▶ [Task statement] Below is a listing to write out in full, exactly as given, without its pictures.

________________________

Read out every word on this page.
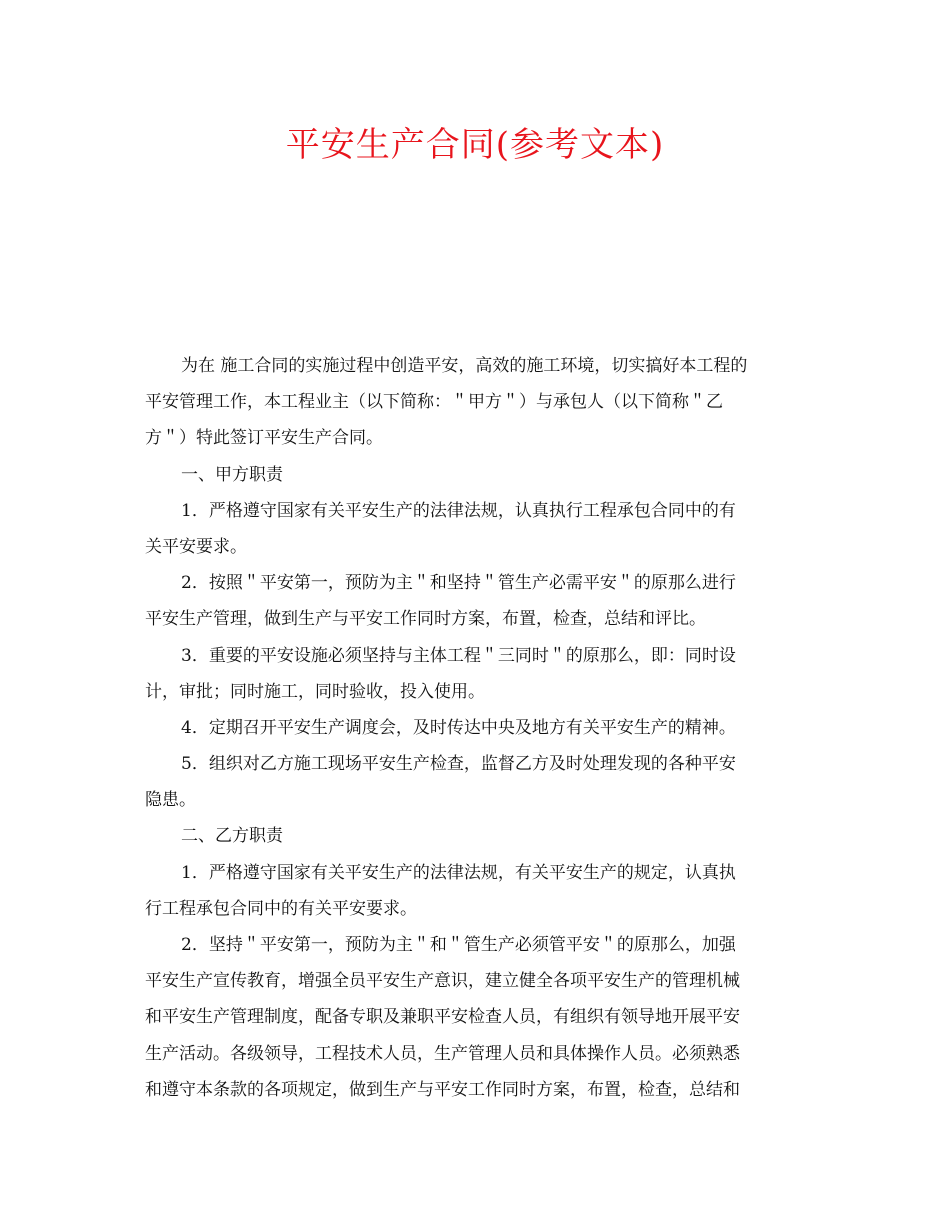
平安生产合同(参考文本)
为在 施工合同的实施过程中创造平安，高效的施工环境，切实搞好本工程的
平安管理工作，本工程业主（以下简称：＂甲方＂）与承包人（以下简称＂乙
方＂）特此签订平安生产合同。
一、甲方职责
1．严格遵守国家有关平安生产的法律法规，认真执行工程承包合同中的有
关平安要求。
2．按照＂平安第一，预防为主＂和坚持＂管生产必需平安＂的原那么进行
平安生产管理，做到生产与平安工作同时方案，布置，检查，总结和评比。
3．重要的平安设施必须坚持与主体工程＂三同时＂的原那么，即：同时设
计，审批；同时施工，同时验收，投入使用。
4．定期召开平安生产调度会，及时传达中央及地方有关平安生产的精神。
5．组织对乙方施工现场平安生产检查，监督乙方及时处理发现的各种平安
隐患。
二、乙方职责
1．严格遵守国家有关平安生产的法律法规，有关平安生产的规定，认真执
行工程承包合同中的有关平安要求。
2．坚持＂平安第一，预防为主＂和＂管生产必须管平安＂的原那么，加强
平安生产宣传教育，增强全员平安生产意识，建立健全各项平安生产的管理机械
和平安生产管理制度，配备专职及兼职平安检查人员，有组织有领导地开展平安
生产活动。各级领导，工程技术人员，生产管理人员和具体操作人员。必须熟悉
和遵守本条款的各项规定，做到生产与平安工作同时方案，布置，检查，总结和
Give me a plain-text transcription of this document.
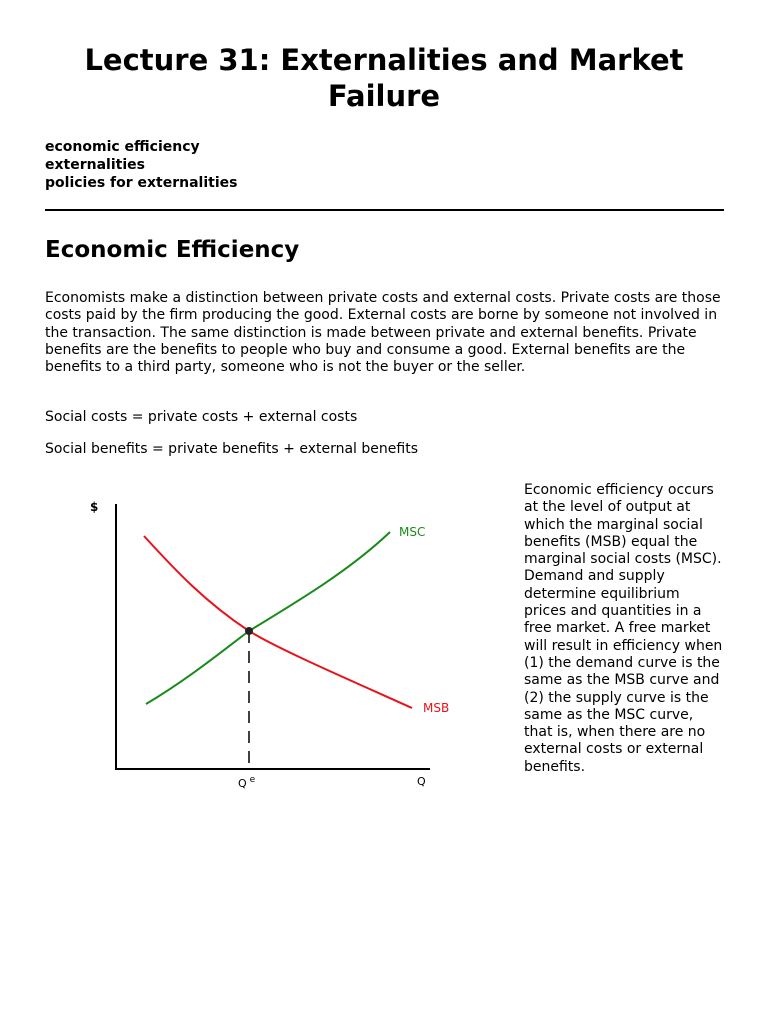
Lecture 31: Externalities and Market Failure
economic efficiency
externalities
policies for externalities
Economic Efficiency

Economists make a distinction between private costs and external costs. Private costs are those costs paid by the firm producing the good. External costs are borne by someone not involved in the transaction. The same distinction is made between private and external benefits. Private benefits are the benefits to people who buy and consume a good. External benefits are the benefits to a third party, someone who is not the buyer or the seller.

Social costs = private costs + external costs
Social benefits = private benefits + external benefits
$
MSC
MSB
Q $^e$	Q

Economic efficiency occurs at the level of output at which the marginal social benefits (MSB) equal the marginal social costs (MSC). Demand and supply determine equilibrium prices and quantities in a free market. A free market will result in efficiency when (1) the demand curve is the same as the MSB curve and (2) the supply curve is the same as the MSC curve, that is, when there are no external costs or external benefits.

________________________

▶ [Exercise output]
Read out every word on this page.
平安生产合同(参考文本)
为在 施工合同的实施过程中创造平安，高效的施工环境，切实搞好本工程的
平安管理工作，本工程业主（以下简称：＂甲方＂）与承包人（以下简称＂乙
方＂）特此签订平安生产合同。
一、甲方职责
1．严格遵守国家有关平安生产的法律法规，认真执行工程承包合同中的有
关平安要求。
2．按照＂平安第一，预防为主＂和坚持＂管生产必需平安＂的原那么进行
平安生产管理，做到生产与平安工作同时方案，布置，检查，总结和评比。
3．重要的平安设施必须坚持与主体工程＂三同时＂的原那么，即：同时设
计，审批；同时施工，同时验收，投入使用。
4．定期召开平安生产调度会，及时传达中央及地方有关平安生产的精神。
5．组织对乙方施工现场平安生产检查，监督乙方及时处理发现的各种平安
隐患。
二、乙方职责
1．严格遵守国家有关平安生产的法律法规，有关平安生产的规定，认真执
行工程承包合同中的有关平安要求。
2．坚持＂平安第一，预防为主＂和＂管生产必须管平安＂的原那么，加强
平安生产宣传教育，增强全员平安生产意识，建立健全各项平安生产的管理机械
和平安生产管理制度，配备专职及兼职平安检查人员，有组织有领导地开展平安
生产活动。各级领导，工程技术人员，生产管理人员和具体操作人员。必须熟悉
和遵守本条款的各项规定，做到生产与平安工作同时方案，布置，检查，总结和
Give me a plain-text transcription of this document.
Lecture 31: Externalities and Market Failure
economic efficiency
externalities
policies for externalities
Economic Efficiency

Economists make a distinction between private costs and external costs. Private costs are those costs paid by the firm producing the good. External costs are borne by someone not involved in the transaction. The same distinction is made between private and external benefits. Private benefits are the benefits to people who buy and consume a good. External benefits are the benefits to a third party, someone who is not the buyer or the seller.

Social costs = private costs + external costs
Social benefits = private benefits + external benefits
$
MSC
MSB
Q $^e$	Q

Economic efficiency occurs at the level of output at which the marginal social benefits (MSB) equal the marginal social costs (MSC). Demand and supply determine equilibrium prices and quantities in a free market. A free market will result in efficiency when (1) the demand curve is the same as the MSB curve and (2) the supply curve is the same as the MSC curve, that is, when there are no external costs or external benefits.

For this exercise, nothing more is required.